Assigned task. Among the entries below, find the lines with the word "only" and return them.

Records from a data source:

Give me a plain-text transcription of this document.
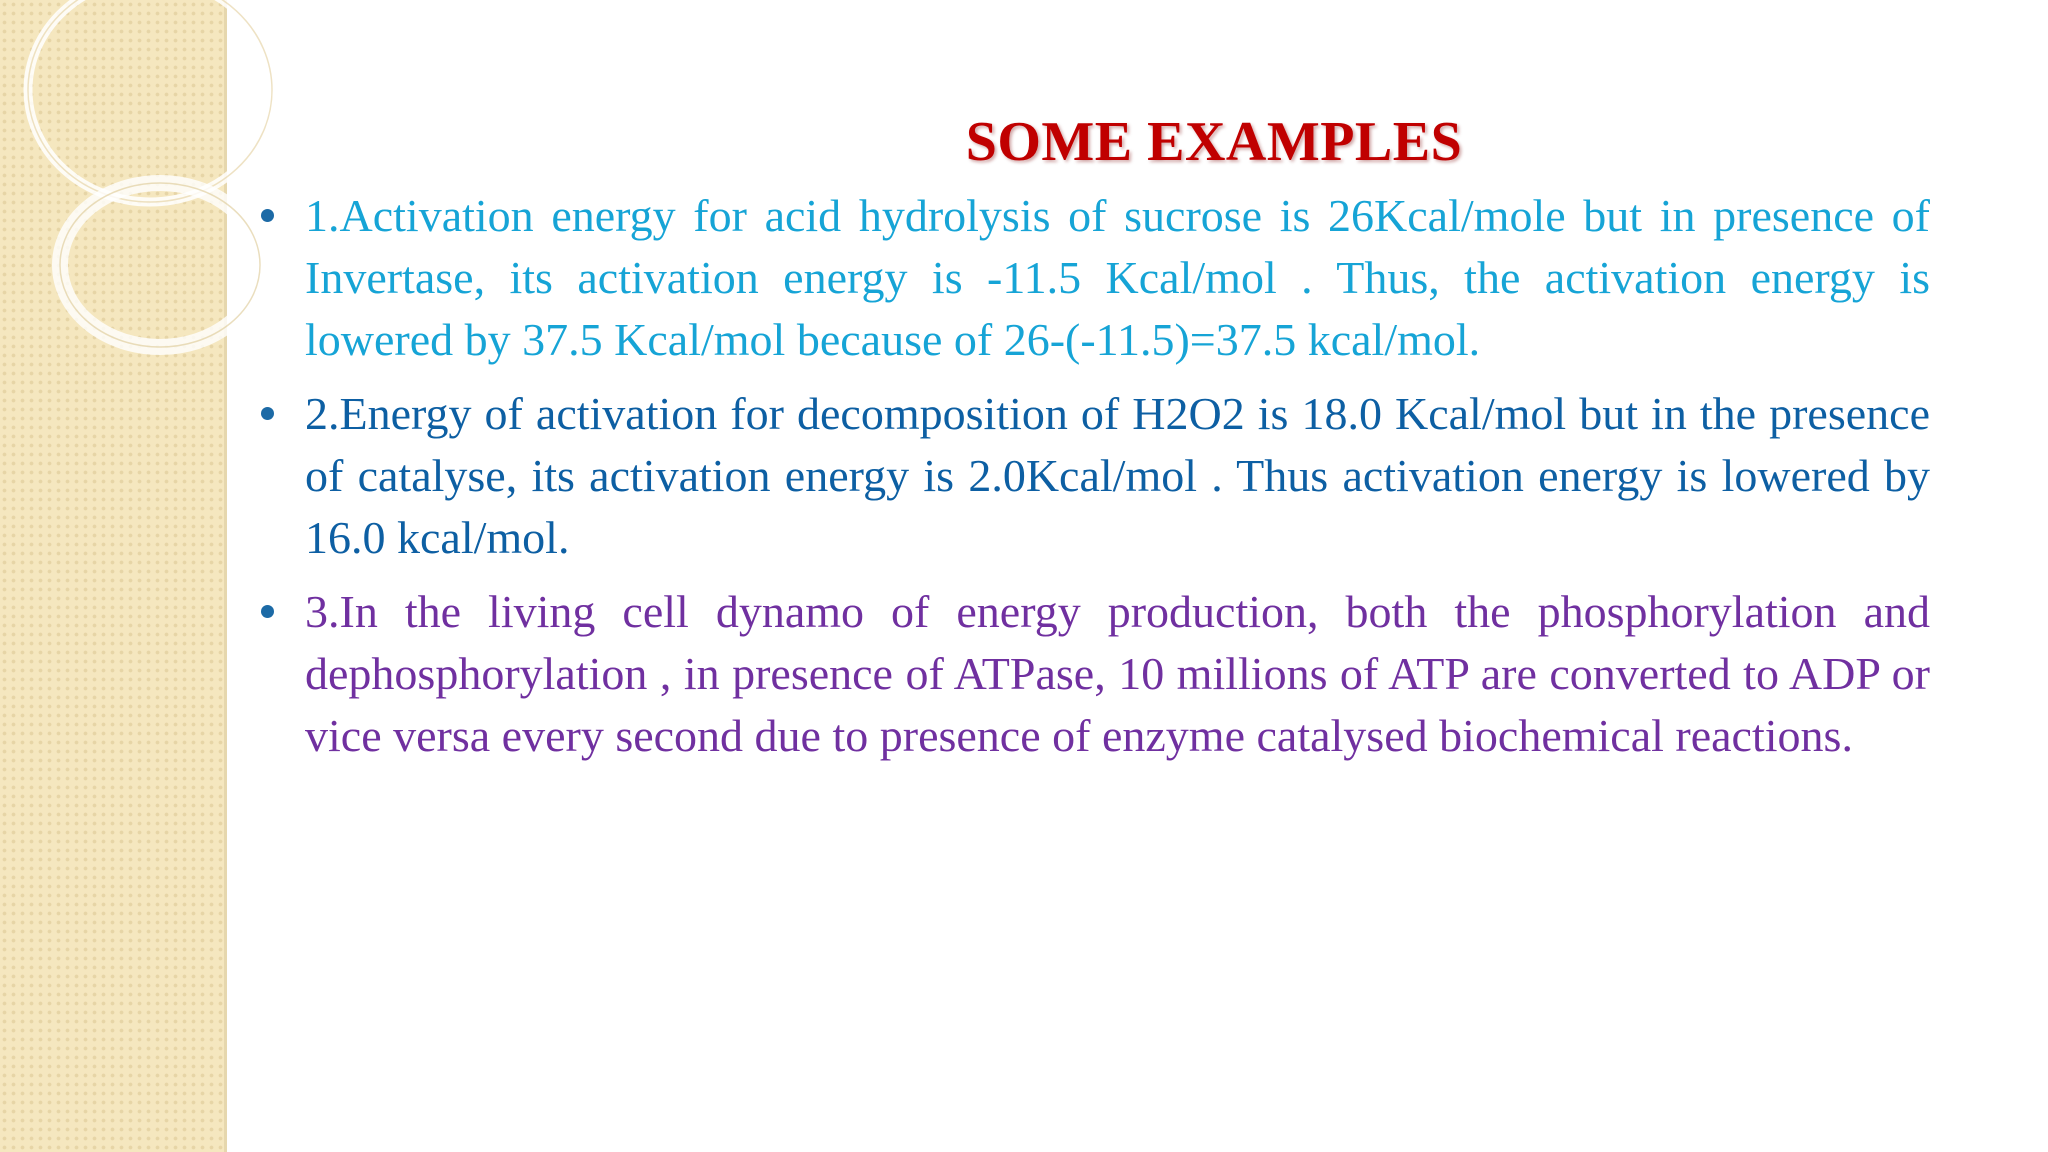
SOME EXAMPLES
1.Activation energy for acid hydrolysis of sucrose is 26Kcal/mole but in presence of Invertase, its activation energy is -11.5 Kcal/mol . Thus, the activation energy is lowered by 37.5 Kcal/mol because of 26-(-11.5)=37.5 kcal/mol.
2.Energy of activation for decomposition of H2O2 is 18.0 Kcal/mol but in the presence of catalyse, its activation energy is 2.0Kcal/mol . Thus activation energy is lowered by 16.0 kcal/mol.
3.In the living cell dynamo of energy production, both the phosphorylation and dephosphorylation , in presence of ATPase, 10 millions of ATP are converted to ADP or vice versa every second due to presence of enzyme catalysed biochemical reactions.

==

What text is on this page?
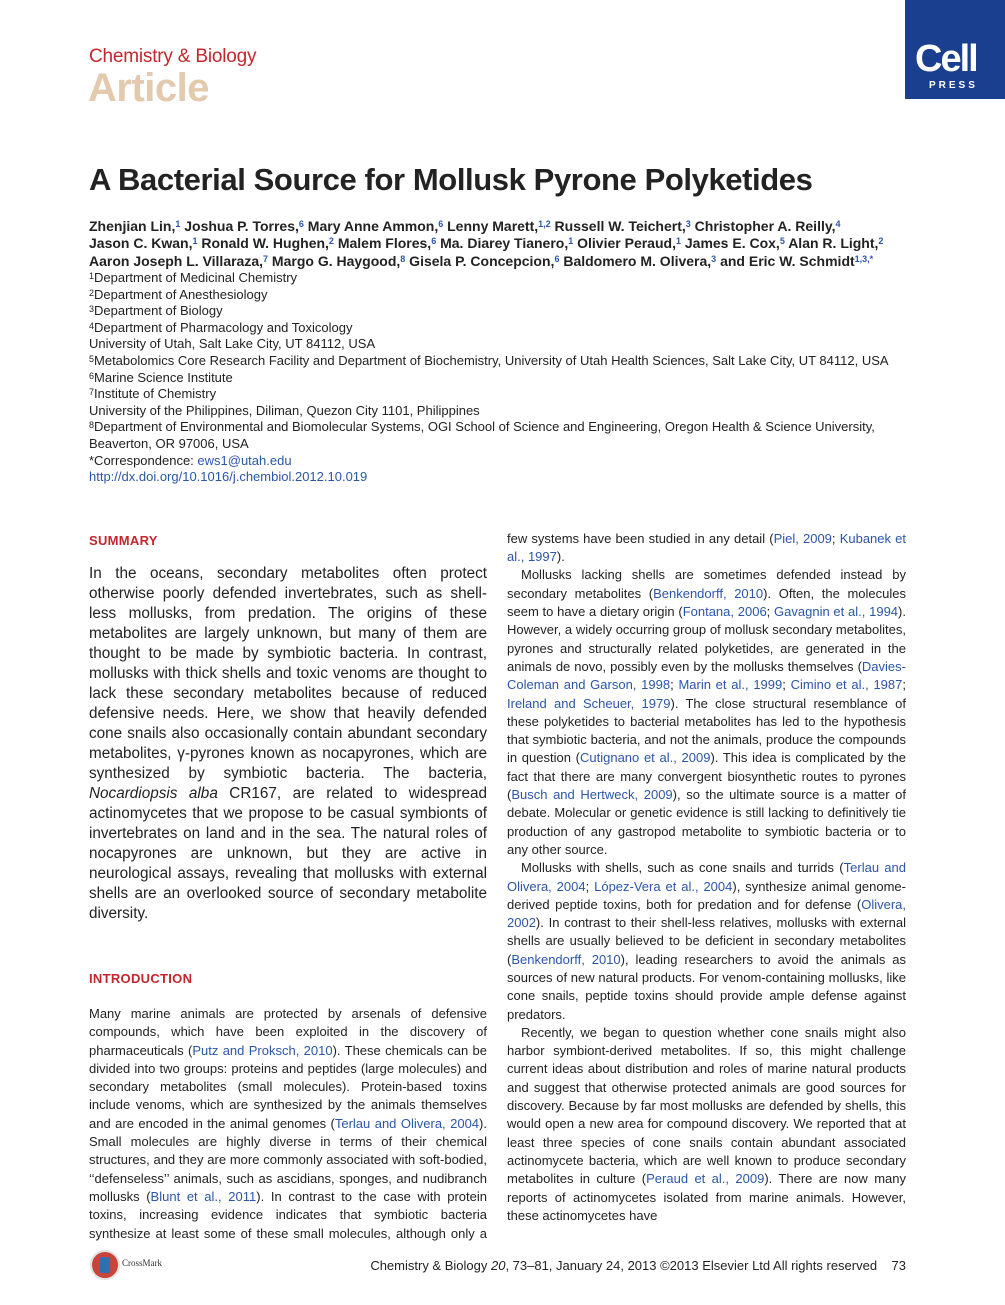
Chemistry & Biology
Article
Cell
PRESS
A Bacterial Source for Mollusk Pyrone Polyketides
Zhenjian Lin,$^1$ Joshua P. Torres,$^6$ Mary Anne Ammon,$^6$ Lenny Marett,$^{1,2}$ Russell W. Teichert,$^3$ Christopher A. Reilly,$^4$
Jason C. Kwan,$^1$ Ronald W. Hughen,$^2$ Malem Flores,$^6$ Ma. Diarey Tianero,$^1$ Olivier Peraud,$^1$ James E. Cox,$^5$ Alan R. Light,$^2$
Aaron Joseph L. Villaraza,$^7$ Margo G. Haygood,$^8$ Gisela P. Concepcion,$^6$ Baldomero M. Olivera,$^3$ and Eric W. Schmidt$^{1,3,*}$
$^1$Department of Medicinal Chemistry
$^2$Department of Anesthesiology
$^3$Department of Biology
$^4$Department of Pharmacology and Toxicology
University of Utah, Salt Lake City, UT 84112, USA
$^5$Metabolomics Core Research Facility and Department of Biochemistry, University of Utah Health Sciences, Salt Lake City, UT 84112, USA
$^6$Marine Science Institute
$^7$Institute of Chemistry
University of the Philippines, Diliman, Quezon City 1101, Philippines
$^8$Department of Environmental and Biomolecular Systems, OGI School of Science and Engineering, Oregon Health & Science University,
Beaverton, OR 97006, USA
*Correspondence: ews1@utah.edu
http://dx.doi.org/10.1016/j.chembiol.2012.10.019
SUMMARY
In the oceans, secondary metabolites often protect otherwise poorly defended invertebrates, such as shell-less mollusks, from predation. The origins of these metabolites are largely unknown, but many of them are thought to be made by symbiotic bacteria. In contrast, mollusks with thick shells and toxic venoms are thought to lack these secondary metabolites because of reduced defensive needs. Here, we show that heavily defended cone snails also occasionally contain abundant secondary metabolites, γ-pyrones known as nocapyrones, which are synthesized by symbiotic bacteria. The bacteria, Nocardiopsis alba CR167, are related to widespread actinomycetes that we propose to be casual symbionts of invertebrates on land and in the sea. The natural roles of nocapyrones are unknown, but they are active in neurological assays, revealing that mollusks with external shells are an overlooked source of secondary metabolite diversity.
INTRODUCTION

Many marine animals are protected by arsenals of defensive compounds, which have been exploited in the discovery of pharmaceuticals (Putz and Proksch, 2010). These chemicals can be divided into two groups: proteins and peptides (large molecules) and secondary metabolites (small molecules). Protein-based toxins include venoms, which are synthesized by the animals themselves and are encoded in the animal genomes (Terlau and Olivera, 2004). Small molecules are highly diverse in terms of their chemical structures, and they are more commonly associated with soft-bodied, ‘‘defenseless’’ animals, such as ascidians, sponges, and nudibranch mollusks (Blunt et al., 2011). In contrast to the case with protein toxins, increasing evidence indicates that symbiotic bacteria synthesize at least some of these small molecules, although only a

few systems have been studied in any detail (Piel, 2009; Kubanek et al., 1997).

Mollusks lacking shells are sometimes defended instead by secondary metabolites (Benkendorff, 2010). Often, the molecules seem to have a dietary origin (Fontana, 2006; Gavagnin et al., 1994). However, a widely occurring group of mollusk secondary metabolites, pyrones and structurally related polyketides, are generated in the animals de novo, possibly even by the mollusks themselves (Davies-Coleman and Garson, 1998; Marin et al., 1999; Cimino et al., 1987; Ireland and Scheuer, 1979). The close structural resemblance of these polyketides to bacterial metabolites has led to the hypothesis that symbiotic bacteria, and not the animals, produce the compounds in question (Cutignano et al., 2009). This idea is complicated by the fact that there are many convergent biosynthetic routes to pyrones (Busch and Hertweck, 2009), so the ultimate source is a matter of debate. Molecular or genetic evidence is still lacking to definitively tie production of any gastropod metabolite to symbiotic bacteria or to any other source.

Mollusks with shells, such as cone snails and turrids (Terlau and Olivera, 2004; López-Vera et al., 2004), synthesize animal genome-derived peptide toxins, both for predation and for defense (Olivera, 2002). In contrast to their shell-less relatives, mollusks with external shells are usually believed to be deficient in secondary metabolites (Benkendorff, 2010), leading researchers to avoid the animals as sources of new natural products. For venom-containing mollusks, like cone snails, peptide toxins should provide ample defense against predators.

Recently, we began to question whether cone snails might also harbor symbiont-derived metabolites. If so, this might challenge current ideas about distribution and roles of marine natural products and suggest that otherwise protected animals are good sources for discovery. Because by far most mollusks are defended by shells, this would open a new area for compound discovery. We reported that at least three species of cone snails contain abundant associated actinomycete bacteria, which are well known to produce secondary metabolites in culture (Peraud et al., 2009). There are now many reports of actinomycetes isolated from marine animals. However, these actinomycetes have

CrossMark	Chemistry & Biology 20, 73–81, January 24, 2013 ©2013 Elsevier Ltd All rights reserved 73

* * *

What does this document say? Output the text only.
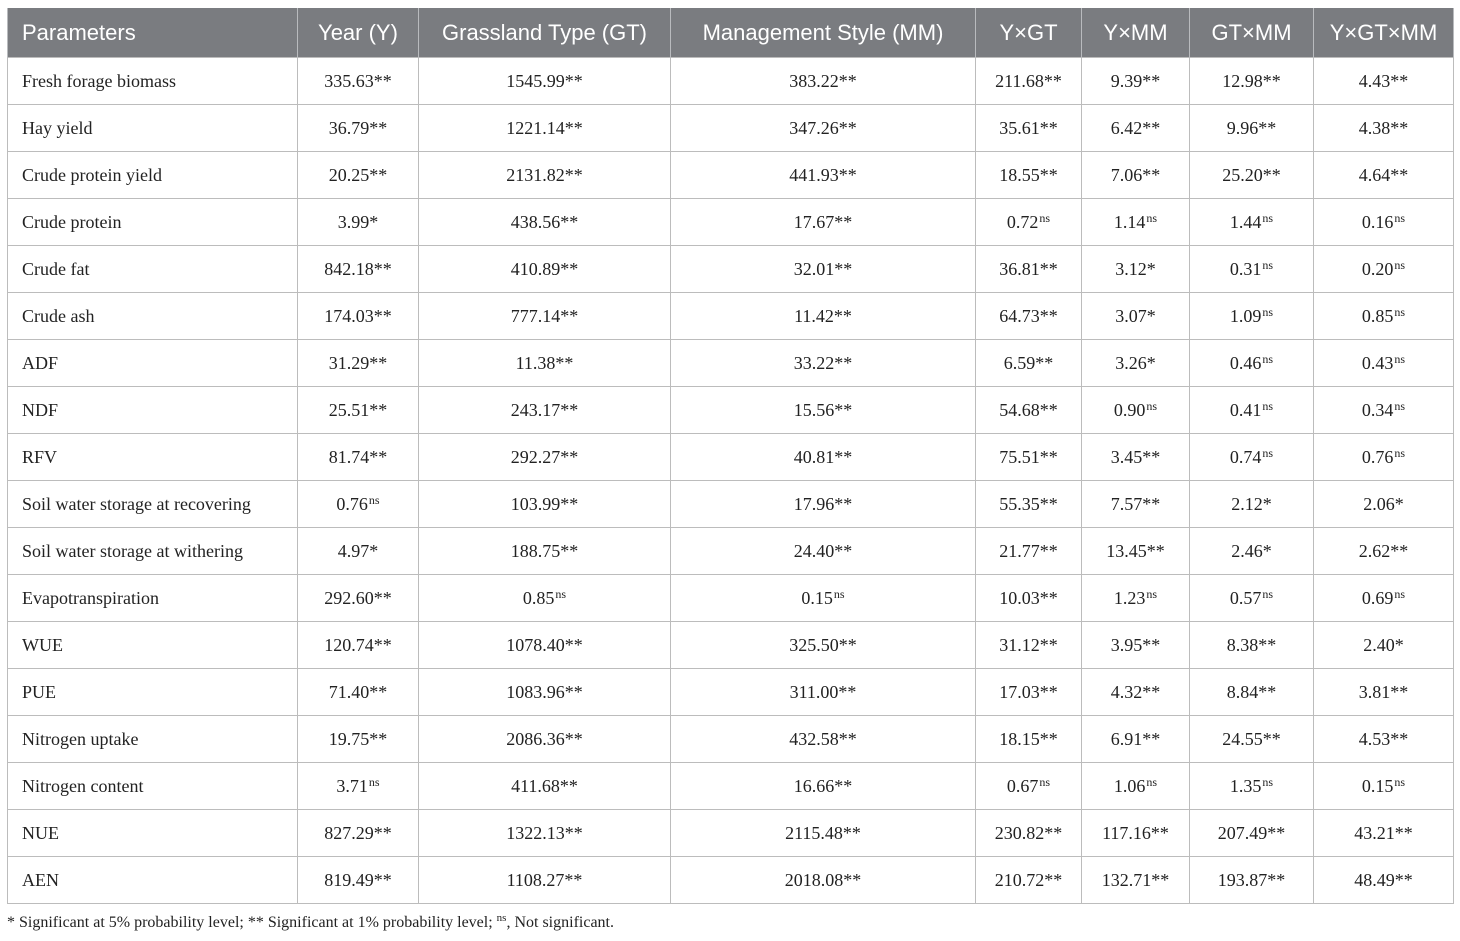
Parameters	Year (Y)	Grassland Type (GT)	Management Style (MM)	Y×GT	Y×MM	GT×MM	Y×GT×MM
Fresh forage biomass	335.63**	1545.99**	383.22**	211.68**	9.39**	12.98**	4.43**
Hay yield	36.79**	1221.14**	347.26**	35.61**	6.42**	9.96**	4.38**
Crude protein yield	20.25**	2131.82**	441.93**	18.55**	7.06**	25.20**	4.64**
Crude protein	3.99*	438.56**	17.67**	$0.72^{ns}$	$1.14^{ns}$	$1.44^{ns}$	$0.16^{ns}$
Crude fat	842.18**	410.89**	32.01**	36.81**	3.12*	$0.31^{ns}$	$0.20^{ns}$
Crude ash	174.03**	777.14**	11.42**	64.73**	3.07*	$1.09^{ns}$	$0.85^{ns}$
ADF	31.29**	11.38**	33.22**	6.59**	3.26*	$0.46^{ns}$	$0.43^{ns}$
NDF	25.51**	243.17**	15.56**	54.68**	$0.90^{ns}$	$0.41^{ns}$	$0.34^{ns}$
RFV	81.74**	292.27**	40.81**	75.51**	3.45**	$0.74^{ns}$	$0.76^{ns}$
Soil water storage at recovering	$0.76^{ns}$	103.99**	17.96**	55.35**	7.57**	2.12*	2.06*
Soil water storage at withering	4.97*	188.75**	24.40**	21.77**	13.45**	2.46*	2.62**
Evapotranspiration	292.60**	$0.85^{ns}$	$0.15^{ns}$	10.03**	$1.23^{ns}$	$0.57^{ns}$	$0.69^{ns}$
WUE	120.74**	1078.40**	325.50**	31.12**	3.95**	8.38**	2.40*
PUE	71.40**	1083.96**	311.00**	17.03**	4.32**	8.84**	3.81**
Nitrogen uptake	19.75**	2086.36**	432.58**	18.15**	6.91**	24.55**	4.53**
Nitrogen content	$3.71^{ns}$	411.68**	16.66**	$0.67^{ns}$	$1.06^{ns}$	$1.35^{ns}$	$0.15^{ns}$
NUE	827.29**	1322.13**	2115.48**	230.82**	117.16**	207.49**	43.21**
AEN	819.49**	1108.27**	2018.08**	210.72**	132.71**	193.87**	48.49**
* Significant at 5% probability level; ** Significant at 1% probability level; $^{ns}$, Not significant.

Response below.
Many marine animals are protected by arsenals of defensive compounds, which have been exploited in the discovery of pharmaceuticals (Putz and Proksch, 2010). These chemicals can be divided into two groups: proteins and peptides (large molecules) and secondary metabolites (small molecules). Protein-based toxins include venoms, which are synthesized by the animals themselves and are encoded in the animal genomes (Terlau and Olivera, 2004). Small molecules are highly diverse in terms of their chemical structures, and they are more commonly associated with soft-bodied, ‘‘defenseless’’ animals, such as ascidians, sponges, and nudibranch mollusks (Blunt et al., 2011). In contrast to the case with protein toxins, increasing evidence indicates that symbiotic bacteria synthesize at least some of these small molecules, although only a
What does this document say? Output the text only.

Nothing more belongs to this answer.